| Problem requirements |
Find and copy every line in the records that includes the string "marker".

| Records for processing |
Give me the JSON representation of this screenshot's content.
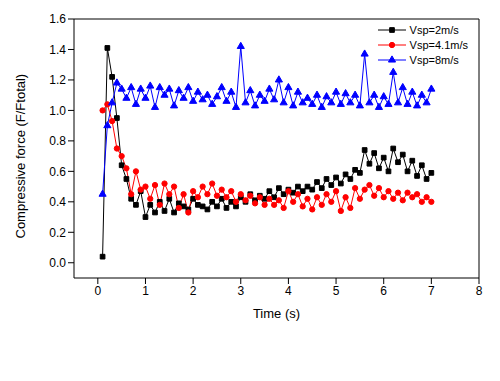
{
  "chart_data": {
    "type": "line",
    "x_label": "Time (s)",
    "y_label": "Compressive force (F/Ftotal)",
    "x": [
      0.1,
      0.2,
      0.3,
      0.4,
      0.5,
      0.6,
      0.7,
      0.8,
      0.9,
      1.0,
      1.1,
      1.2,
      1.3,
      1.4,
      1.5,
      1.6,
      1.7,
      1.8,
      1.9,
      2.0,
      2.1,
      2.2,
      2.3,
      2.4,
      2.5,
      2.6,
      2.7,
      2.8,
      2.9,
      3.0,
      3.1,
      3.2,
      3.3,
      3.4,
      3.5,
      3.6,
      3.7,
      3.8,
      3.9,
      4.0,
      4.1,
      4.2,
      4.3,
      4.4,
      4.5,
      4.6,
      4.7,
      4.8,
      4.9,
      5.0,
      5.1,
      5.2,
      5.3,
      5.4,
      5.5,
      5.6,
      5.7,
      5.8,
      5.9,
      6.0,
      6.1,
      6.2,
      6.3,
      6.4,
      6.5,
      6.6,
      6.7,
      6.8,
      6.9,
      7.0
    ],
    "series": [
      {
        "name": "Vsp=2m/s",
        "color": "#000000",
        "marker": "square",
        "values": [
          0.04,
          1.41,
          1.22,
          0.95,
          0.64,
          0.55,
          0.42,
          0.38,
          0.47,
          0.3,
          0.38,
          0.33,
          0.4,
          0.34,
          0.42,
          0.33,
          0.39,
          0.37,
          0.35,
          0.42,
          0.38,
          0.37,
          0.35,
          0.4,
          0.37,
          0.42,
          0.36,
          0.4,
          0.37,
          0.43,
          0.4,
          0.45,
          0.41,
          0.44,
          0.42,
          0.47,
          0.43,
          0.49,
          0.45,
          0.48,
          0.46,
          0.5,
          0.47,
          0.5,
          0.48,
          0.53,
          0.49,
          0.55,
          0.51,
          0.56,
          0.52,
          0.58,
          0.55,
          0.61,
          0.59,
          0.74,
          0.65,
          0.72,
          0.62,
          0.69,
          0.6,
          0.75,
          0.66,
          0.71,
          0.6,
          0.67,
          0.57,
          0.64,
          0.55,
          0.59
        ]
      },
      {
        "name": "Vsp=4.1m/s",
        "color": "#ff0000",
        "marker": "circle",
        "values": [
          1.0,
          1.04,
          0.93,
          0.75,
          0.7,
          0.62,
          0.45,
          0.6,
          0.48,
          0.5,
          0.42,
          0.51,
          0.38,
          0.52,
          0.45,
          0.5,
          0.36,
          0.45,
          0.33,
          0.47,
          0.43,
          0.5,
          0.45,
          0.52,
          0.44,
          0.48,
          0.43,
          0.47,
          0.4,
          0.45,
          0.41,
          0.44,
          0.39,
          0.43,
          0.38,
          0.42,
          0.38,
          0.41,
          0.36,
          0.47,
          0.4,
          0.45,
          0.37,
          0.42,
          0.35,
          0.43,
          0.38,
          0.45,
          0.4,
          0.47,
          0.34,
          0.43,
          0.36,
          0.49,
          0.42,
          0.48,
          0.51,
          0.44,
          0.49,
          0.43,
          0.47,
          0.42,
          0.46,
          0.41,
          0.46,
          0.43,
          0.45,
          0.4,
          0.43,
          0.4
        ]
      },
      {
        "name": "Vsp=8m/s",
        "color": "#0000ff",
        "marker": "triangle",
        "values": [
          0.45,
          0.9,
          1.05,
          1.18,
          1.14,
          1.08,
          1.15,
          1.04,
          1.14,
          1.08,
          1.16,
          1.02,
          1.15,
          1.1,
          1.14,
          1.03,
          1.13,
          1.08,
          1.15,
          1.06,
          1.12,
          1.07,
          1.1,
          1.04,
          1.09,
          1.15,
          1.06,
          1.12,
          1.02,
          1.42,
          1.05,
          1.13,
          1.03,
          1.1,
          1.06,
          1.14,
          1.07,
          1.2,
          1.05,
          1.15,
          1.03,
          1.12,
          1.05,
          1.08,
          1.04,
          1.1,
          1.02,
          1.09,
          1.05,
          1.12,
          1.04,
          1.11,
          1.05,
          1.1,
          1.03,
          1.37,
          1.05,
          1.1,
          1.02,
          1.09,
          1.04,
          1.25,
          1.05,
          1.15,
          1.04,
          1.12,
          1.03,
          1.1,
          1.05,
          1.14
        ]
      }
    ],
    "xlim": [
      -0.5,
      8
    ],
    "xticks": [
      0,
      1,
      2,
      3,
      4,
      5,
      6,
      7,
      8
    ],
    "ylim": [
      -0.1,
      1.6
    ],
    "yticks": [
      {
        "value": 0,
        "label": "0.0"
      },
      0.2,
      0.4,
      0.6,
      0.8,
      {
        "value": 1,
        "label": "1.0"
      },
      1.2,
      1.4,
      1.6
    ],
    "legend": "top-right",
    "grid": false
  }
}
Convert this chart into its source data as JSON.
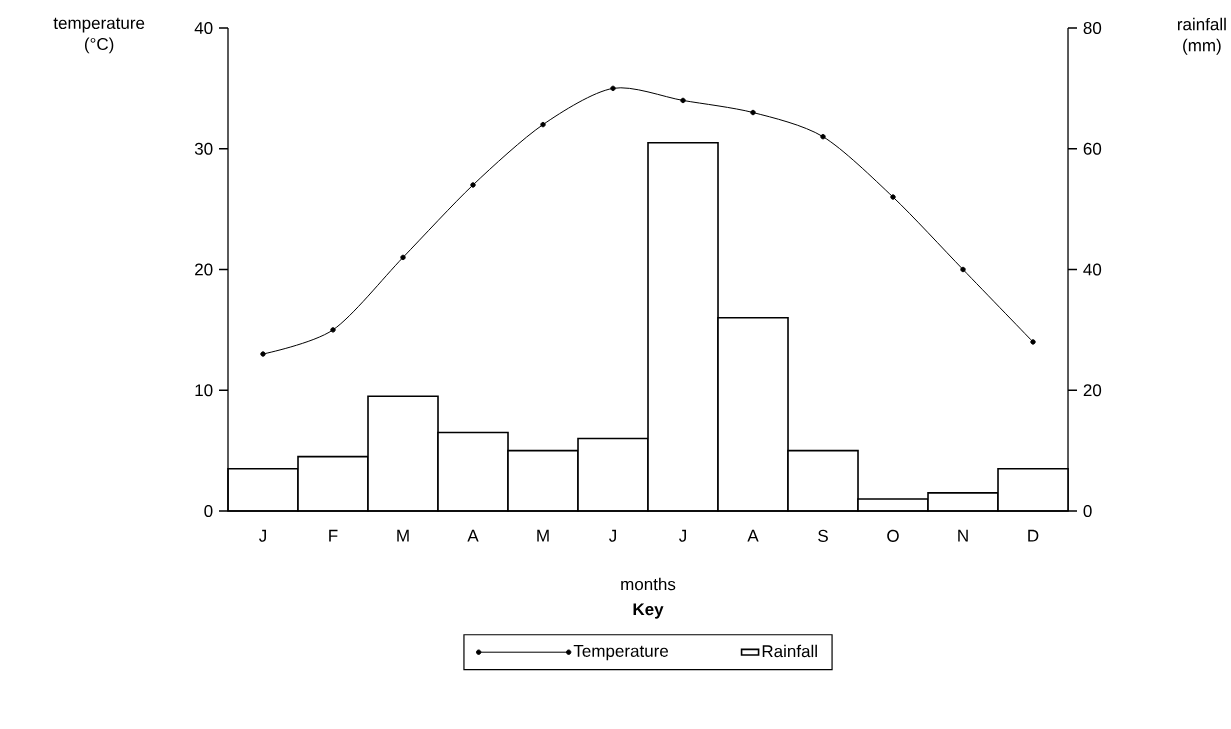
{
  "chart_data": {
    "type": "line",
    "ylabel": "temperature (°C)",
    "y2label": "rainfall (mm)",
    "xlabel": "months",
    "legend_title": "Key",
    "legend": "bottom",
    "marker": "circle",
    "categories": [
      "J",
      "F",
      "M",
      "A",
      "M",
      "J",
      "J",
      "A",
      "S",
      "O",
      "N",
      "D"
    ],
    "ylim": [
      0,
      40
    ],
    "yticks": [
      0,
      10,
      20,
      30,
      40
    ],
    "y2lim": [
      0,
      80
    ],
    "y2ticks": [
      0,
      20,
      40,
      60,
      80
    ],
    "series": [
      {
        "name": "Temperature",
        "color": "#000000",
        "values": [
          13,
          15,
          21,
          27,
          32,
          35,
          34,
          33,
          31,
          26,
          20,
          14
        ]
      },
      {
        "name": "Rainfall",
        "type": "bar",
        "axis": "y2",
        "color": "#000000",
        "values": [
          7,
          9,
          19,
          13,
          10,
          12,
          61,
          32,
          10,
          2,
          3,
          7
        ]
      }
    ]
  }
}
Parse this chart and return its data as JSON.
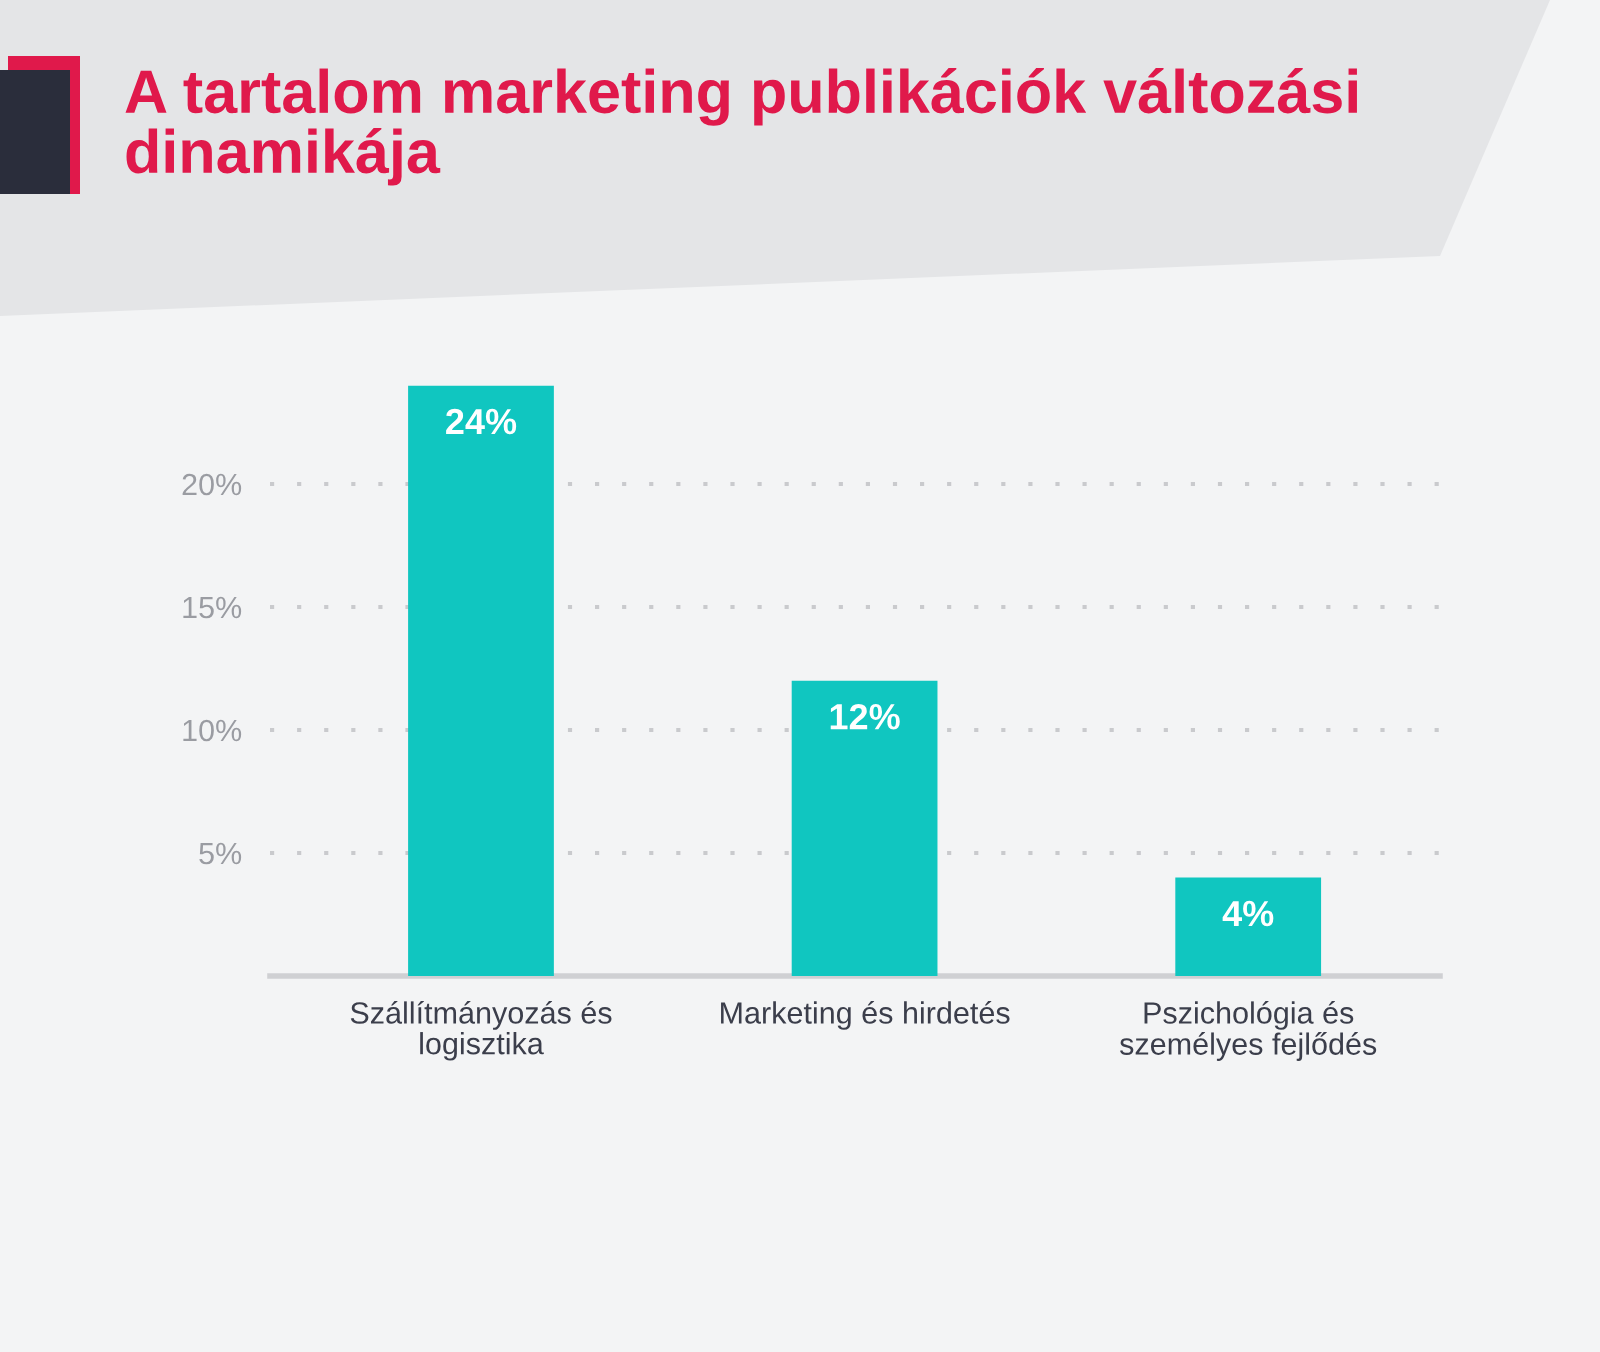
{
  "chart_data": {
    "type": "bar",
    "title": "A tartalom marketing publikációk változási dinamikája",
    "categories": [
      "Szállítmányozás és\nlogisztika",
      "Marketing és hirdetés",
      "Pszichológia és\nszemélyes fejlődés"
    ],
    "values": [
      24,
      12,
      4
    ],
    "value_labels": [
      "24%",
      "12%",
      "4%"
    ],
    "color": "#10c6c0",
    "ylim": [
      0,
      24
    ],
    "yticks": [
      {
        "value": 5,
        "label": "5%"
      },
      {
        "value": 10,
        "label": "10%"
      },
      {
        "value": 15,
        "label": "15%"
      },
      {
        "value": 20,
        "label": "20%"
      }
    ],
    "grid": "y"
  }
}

| Output for this exercise |
        "marker": "square",
        "marker": "circle",
        "marker": "triangle",
    "marker": "circle",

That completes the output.